◆ **Records provided**:
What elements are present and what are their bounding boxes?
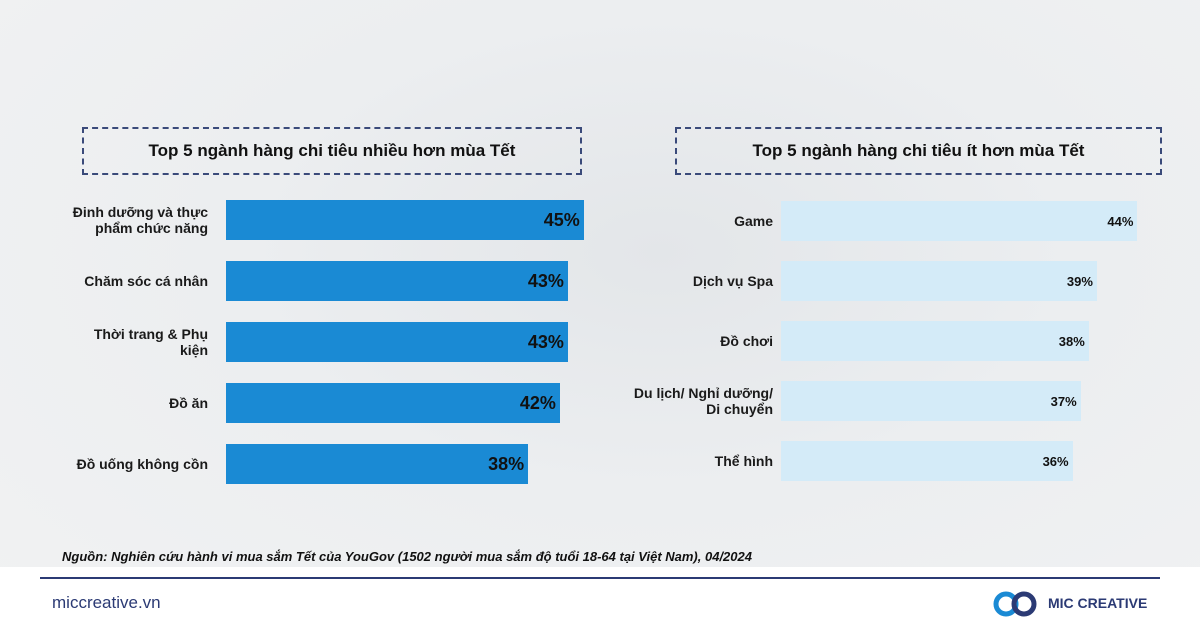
category-label: Đồ ăn (169, 395, 208, 411)
chart-title: Top 5 ngành hàng chi tiêu ít hơn mùa Tết (675, 127, 1162, 175)
chart-title: Top 5 ngành hàng chi tiêu nhiều hơn mùa … (82, 127, 582, 175)
bar: 39% (781, 261, 1097, 301)
bar: 45% (226, 200, 584, 240)
category-label: Đồ uống không cồn (76, 456, 208, 472)
category-label: Game (734, 213, 773, 229)
bar: 43% (226, 322, 568, 362)
bar: 44% (781, 201, 1138, 241)
category-label: Đồ chơi (720, 333, 773, 349)
bar: 42% (226, 383, 560, 423)
footer: miccreative.vn MIC CREATIVE (0, 567, 1200, 630)
bar: 43% (226, 261, 568, 301)
value-label: 37% (1050, 393, 1077, 409)
bar: 38% (781, 321, 1089, 361)
category-label: Chăm sóc cá nhân (84, 273, 208, 289)
website: miccreative.vn (52, 593, 161, 612)
category-label: Du lịch/ Nghỉ dưỡng/ Di chuyển (633, 385, 773, 417)
footer-rule (40, 577, 1160, 579)
value-label: 36% (1042, 453, 1069, 469)
category-label: Thể hình (714, 453, 773, 469)
category-label: Dịch vụ Spa (692, 273, 773, 289)
bar: 37% (781, 381, 1081, 421)
value-label: 38% (488, 453, 525, 474)
bar: 38% (226, 444, 529, 484)
source-note: Nguồn: Nghiên cứu hành vi mua sắm Tết củ… (62, 549, 752, 564)
value-label: 42% (519, 392, 556, 413)
value-label: 39% (1066, 273, 1093, 289)
logo-icon (993, 591, 1037, 617)
value-label: 43% (527, 331, 564, 352)
category-label: Thời trang & Phụ kiện (93, 326, 208, 358)
bar: 36% (781, 441, 1073, 481)
category-label: Đinh dưỡng và thực phẩm chức năng (72, 204, 208, 236)
value-label: 38% (1058, 333, 1085, 349)
brand: MIC CREATIVE (1048, 595, 1148, 611)
value-label: 43% (527, 270, 564, 291)
value-label: 44% (1107, 213, 1134, 229)
value-label: 45% (543, 209, 580, 230)
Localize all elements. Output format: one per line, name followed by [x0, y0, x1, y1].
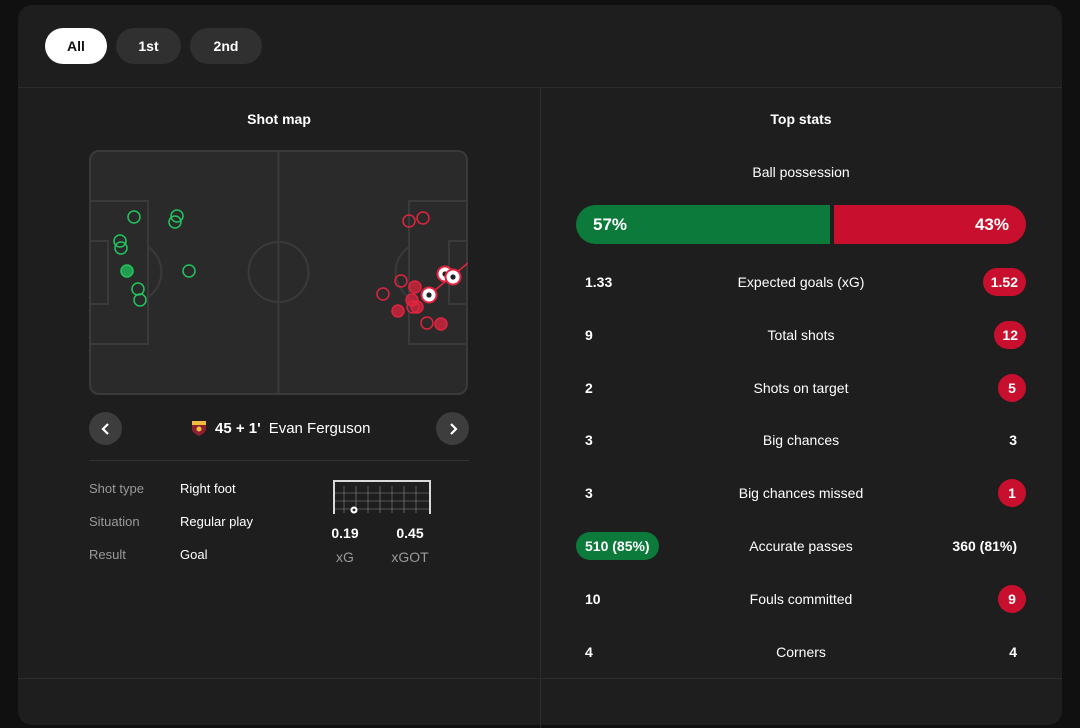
tab-first-half[interactable]: 1st — [116, 28, 181, 64]
xg-label: xG — [336, 549, 354, 565]
shot-map-title: Shot map — [247, 111, 311, 127]
away-shot-marker — [391, 304, 405, 318]
tab-second-half[interactable]: 2nd — [190, 28, 262, 64]
away-shot-marker — [434, 317, 448, 331]
match-stats-card: All 1st 2nd Shot map 45 + 1' — [18, 5, 1062, 728]
header-divider — [18, 87, 1062, 88]
stat-away-value: 4 — [1009, 644, 1017, 660]
stat-away-value: 360 (81%) — [952, 538, 1017, 554]
stat-home-value: 3 — [585, 485, 593, 501]
home-shot-marker — [127, 210, 141, 224]
ball-pattern — [426, 292, 432, 298]
stat-row-shots-on-target: 2 Shots on target 5 — [576, 374, 1026, 402]
away-shot-marker — [410, 300, 424, 314]
top-stats-title: Top stats — [770, 111, 832, 127]
next-shot-button[interactable] — [436, 412, 469, 445]
home-shot-marker — [120, 264, 134, 278]
home-shot-marker — [114, 241, 128, 255]
stat-name: Total shots — [767, 327, 835, 343]
away-shot-marker — [416, 211, 430, 225]
previous-shot-button[interactable] — [89, 412, 122, 445]
stat-name: Big chances missed — [738, 485, 864, 501]
stat-away-value: 1 — [998, 479, 1026, 507]
tab-all[interactable]: All — [45, 28, 107, 64]
away-shot-marker — [402, 214, 416, 228]
xg-value: 0.19 — [331, 525, 359, 541]
home-shot-marker — [133, 293, 147, 307]
possession-label: Ball possession — [752, 164, 850, 180]
ball-pattern — [450, 274, 456, 280]
stat-away-value: 12 — [994, 321, 1026, 349]
home-shot-marker — [168, 215, 182, 229]
away-shot-marker — [408, 280, 422, 294]
stat-row-expected-goals: 1.33 Expected goals (xG) 1.52 — [576, 268, 1026, 296]
stat-home-value: 2 — [585, 380, 593, 396]
shot-type-value: Right foot — [180, 481, 236, 496]
footer-divider — [18, 678, 1062, 679]
chevron-right-icon — [449, 422, 458, 435]
stat-away-value: 5 — [998, 374, 1026, 402]
roma-crest-icon — [192, 421, 206, 436]
home-shot-marker — [113, 234, 127, 248]
stat-home-value: 9 — [585, 327, 593, 343]
situation-key: Situation — [89, 514, 140, 529]
stat-away-value: 1.52 — [982, 268, 1026, 296]
shot-player-name: Evan Ferguson — [268, 419, 371, 437]
possession-home: 57% — [576, 205, 831, 244]
stat-home-value: 1.33 — [585, 274, 613, 290]
stat-name: Accurate passes — [749, 538, 853, 554]
away-shot-marker — [394, 274, 408, 288]
stat-row-corners: 4 Corners 4 — [576, 638, 1026, 666]
chevron-left-icon — [100, 422, 109, 435]
shot-map-pitch — [89, 150, 468, 395]
right-penalty-arc — [394, 246, 410, 298]
home-shots-layer — [113, 209, 196, 307]
stat-home-value: 510 (85%) — [576, 532, 659, 560]
possession-bar: 57% 43% — [576, 205, 1026, 244]
stat-home-value: 10 — [585, 591, 601, 607]
goal-frame-graphic — [333, 480, 431, 514]
shot-type-key: Shot type — [89, 481, 144, 496]
stat-row-total-shots: 9 Total shots 12 — [576, 321, 1026, 349]
result-value: Goal — [180, 547, 208, 562]
stat-name: Big chances — [762, 432, 840, 448]
centre-circle — [247, 241, 310, 303]
shot-details-divider — [89, 460, 469, 461]
home-shot-marker — [182, 264, 196, 278]
home-shot-marker — [170, 209, 184, 223]
stat-name: Expected goals (xG) — [737, 274, 865, 290]
stat-name: Corners — [776, 644, 826, 660]
xgot-label: xGOT — [391, 549, 429, 565]
stat-row-fouls-committed: 10 Fouls committed 9 — [576, 585, 1026, 613]
possession-away: 43% — [834, 205, 1026, 244]
column-divider — [540, 88, 541, 728]
stat-home-value: 3 — [585, 432, 593, 448]
stat-row-big-chances-missed: 3 Big chances missed 1 — [576, 479, 1026, 507]
result-key: Result — [89, 547, 126, 562]
left-penalty-arc — [147, 246, 163, 298]
selected-shot-label: 45 + 1' Evan Ferguson — [191, 418, 370, 438]
stat-away-value: 9 — [998, 585, 1026, 613]
stat-name: Fouls committed — [749, 591, 853, 607]
period-tabs: All 1st 2nd — [45, 28, 262, 64]
stat-away-value: 3 — [1009, 432, 1017, 448]
away-shot-marker — [420, 316, 434, 330]
away-shots-layer — [376, 211, 468, 331]
shot-minute: 45 + 1' — [215, 419, 261, 437]
situation-value: Regular play — [180, 514, 253, 529]
stat-home-value: 4 — [585, 644, 593, 660]
xgot-value: 0.45 — [396, 525, 424, 541]
stat-row-accurate-passes: 510 (85%) Accurate passes 360 (81%) — [576, 532, 1026, 560]
away-shot-marker — [376, 287, 390, 301]
stat-row-big-chances: 3 Big chances 3 — [576, 426, 1026, 454]
stat-name: Shots on target — [753, 380, 849, 396]
left-six-yard-box — [89, 240, 109, 305]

◆ **Required task**:
Extract every line of the items above word for word, omitting the pictures.

◆ **Answer to the exercise**:
What elements are present and what are their bounding boxes?
category-label: Đồ ăn (169, 395, 208, 411)
chart-title: Top 5 ngành hàng chi tiêu ít hơn mùa Tết (675, 127, 1162, 175)
chart-title: Top 5 ngành hàng chi tiêu nhiều hơn mùa … (82, 127, 582, 175)
bar: 39% (781, 261, 1097, 301)
bar: 45% (226, 200, 584, 240)
category-label: Đồ uống không cồn (76, 456, 208, 472)
category-label: Game (734, 213, 773, 229)
bar: 43% (226, 322, 568, 362)
bar: 44% (781, 201, 1138, 241)
category-label: Đồ chơi (720, 333, 773, 349)
bar: 42% (226, 383, 560, 423)
footer: miccreative.vn MIC CREATIVE (0, 567, 1200, 630)
bar: 43% (226, 261, 568, 301)
value-label: 37% (1050, 393, 1077, 409)
bar: 38% (781, 321, 1089, 361)
category-label: Chăm sóc cá nhân (84, 273, 208, 289)
website: miccreative.vn (52, 593, 161, 612)
category-label: Du lịch/ Nghỉ dưỡng/ Di chuyển (633, 385, 773, 417)
footer-rule (40, 577, 1160, 579)
value-label: 36% (1042, 453, 1069, 469)
category-label: Thể hình (714, 453, 773, 469)
category-label: Dịch vụ Spa (692, 273, 773, 289)
bar: 37% (781, 381, 1081, 421)
value-label: 38% (488, 453, 525, 474)
bar: 38% (226, 444, 529, 484)
source-note: Nguồn: Nghiên cứu hành vi mua sắm Tết củ… (62, 549, 752, 564)
value-label: 42% (519, 392, 556, 413)
value-label: 39% (1066, 273, 1093, 289)
logo-icon (993, 591, 1037, 617)
value-label: 43% (527, 331, 564, 352)
category-label: Thời trang & Phụ kiện (93, 326, 208, 358)
bar: 36% (781, 441, 1073, 481)
category-label: Đinh dưỡng và thực phẩm chức năng (72, 204, 208, 236)
value-label: 38% (1058, 333, 1085, 349)
brand: MIC CREATIVE (1048, 595, 1148, 611)
value-label: 43% (527, 270, 564, 291)
value-label: 44% (1107, 213, 1134, 229)
value-label: 45% (543, 209, 580, 230)
Localize all elements. Output format: one per line, name followed by [x0, y0, x1, y1].
tab-first-half[interactable]: 1st — [116, 28, 181, 64]
xg-label: xG — [336, 549, 354, 565]
shot-map-title: Shot map — [247, 111, 311, 127]
away-shot-marker — [391, 304, 405, 318]
tab-second-half[interactable]: 2nd — [190, 28, 262, 64]
away-shot-marker — [434, 317, 448, 331]
match-stats-card: All 1st 2nd Shot map 45 + 1' — [18, 5, 1062, 728]
header-divider — [18, 87, 1062, 88]
stat-away-value: 4 — [1009, 644, 1017, 660]
stat-away-value: 360 (81%) — [952, 538, 1017, 554]
stat-home-value: 3 — [585, 485, 593, 501]
home-shot-marker — [127, 210, 141, 224]
ball-pattern — [426, 292, 432, 298]
stat-row-shots-on-target: 2 Shots on target 5 — [576, 374, 1026, 402]
away-shot-marker — [410, 300, 424, 314]
top-stats-title: Top stats — [770, 111, 832, 127]
next-shot-button[interactable] — [436, 412, 469, 445]
home-shot-marker — [120, 264, 134, 278]
home-shot-marker — [114, 241, 128, 255]
stat-name: Total shots — [767, 327, 835, 343]
away-shot-marker — [416, 211, 430, 225]
previous-shot-button[interactable] — [89, 412, 122, 445]
stat-name: Big chances missed — [738, 485, 864, 501]
stat-away-value: 1 — [998, 479, 1026, 507]
tab-all[interactable]: All — [45, 28, 107, 64]
away-shot-marker — [402, 214, 416, 228]
xg-value: 0.19 — [331, 525, 359, 541]
home-shot-marker — [133, 293, 147, 307]
possession-label: Ball possession — [752, 164, 850, 180]
ball-pattern — [450, 274, 456, 280]
stat-away-value: 12 — [994, 321, 1026, 349]
home-shot-marker — [168, 215, 182, 229]
away-shot-marker — [408, 280, 422, 294]
stat-row-expected-goals: 1.33 Expected goals (xG) 1.52 — [576, 268, 1026, 296]
stat-home-value: 2 — [585, 380, 593, 396]
shot-type-value: Right foot — [180, 481, 236, 496]
footer-divider — [18, 678, 1062, 679]
chevron-right-icon — [449, 422, 458, 435]
stat-away-value: 5 — [998, 374, 1026, 402]
roma-crest-icon — [192, 421, 206, 436]
home-shot-marker — [113, 234, 127, 248]
stat-home-value: 9 — [585, 327, 593, 343]
situation-key: Situation — [89, 514, 140, 529]
stat-away-value: 1.52 — [982, 268, 1026, 296]
shot-player-name: Evan Ferguson — [268, 419, 371, 437]
possession-home: 57% — [576, 205, 831, 244]
stat-home-value: 1.33 — [585, 274, 613, 290]
stat-name: Accurate passes — [749, 538, 853, 554]
away-shot-marker — [394, 274, 408, 288]
stat-row-corners: 4 Corners 4 — [576, 638, 1026, 666]
chevron-left-icon — [100, 422, 109, 435]
shot-map-pitch — [89, 150, 468, 395]
right-penalty-arc — [394, 246, 410, 298]
home-shots-layer — [113, 209, 196, 307]
stat-home-value: 510 (85%) — [576, 532, 659, 560]
possession-bar: 57% 43% — [576, 205, 1026, 244]
stat-home-value: 10 — [585, 591, 601, 607]
goal-frame-graphic — [333, 480, 431, 514]
shot-type-key: Shot type — [89, 481, 144, 496]
stat-row-total-shots: 9 Total shots 12 — [576, 321, 1026, 349]
result-value: Goal — [180, 547, 208, 562]
stat-name: Big chances — [762, 432, 840, 448]
centre-circle — [247, 241, 310, 303]
shot-details-divider — [89, 460, 469, 461]
home-shot-marker — [182, 264, 196, 278]
home-shot-marker — [170, 209, 184, 223]
stat-name: Expected goals (xG) — [737, 274, 865, 290]
stat-name: Corners — [776, 644, 826, 660]
xgot-label: xGOT — [391, 549, 429, 565]
stat-row-fouls-committed: 10 Fouls committed 9 — [576, 585, 1026, 613]
possession-away: 43% — [834, 205, 1026, 244]
column-divider — [540, 88, 541, 728]
stat-home-value: 3 — [585, 432, 593, 448]
stat-row-big-chances-missed: 3 Big chances missed 1 — [576, 479, 1026, 507]
result-key: Result — [89, 547, 126, 562]
left-penalty-arc — [147, 246, 163, 298]
selected-shot-label: 45 + 1' Evan Ferguson — [191, 418, 370, 438]
stat-away-value: 9 — [998, 585, 1026, 613]
stat-name: Fouls committed — [749, 591, 853, 607]
period-tabs: All 1st 2nd — [45, 28, 262, 64]
stat-away-value: 3 — [1009, 432, 1017, 448]
away-shot-marker — [420, 316, 434, 330]
away-shots-layer — [376, 211, 468, 331]
shot-minute: 45 + 1' — [215, 419, 261, 437]
situation-value: Regular play — [180, 514, 253, 529]
stat-home-value: 4 — [585, 644, 593, 660]
xgot-value: 0.45 — [396, 525, 424, 541]
stat-row-accurate-passes: 510 (85%) Accurate passes 360 (81%) — [576, 532, 1026, 560]
away-shot-marker — [376, 287, 390, 301]
stat-row-big-chances: 3 Big chances 3 — [576, 426, 1026, 454]
stat-name: Shots on target — [753, 380, 849, 396]
left-six-yard-box — [89, 240, 109, 305]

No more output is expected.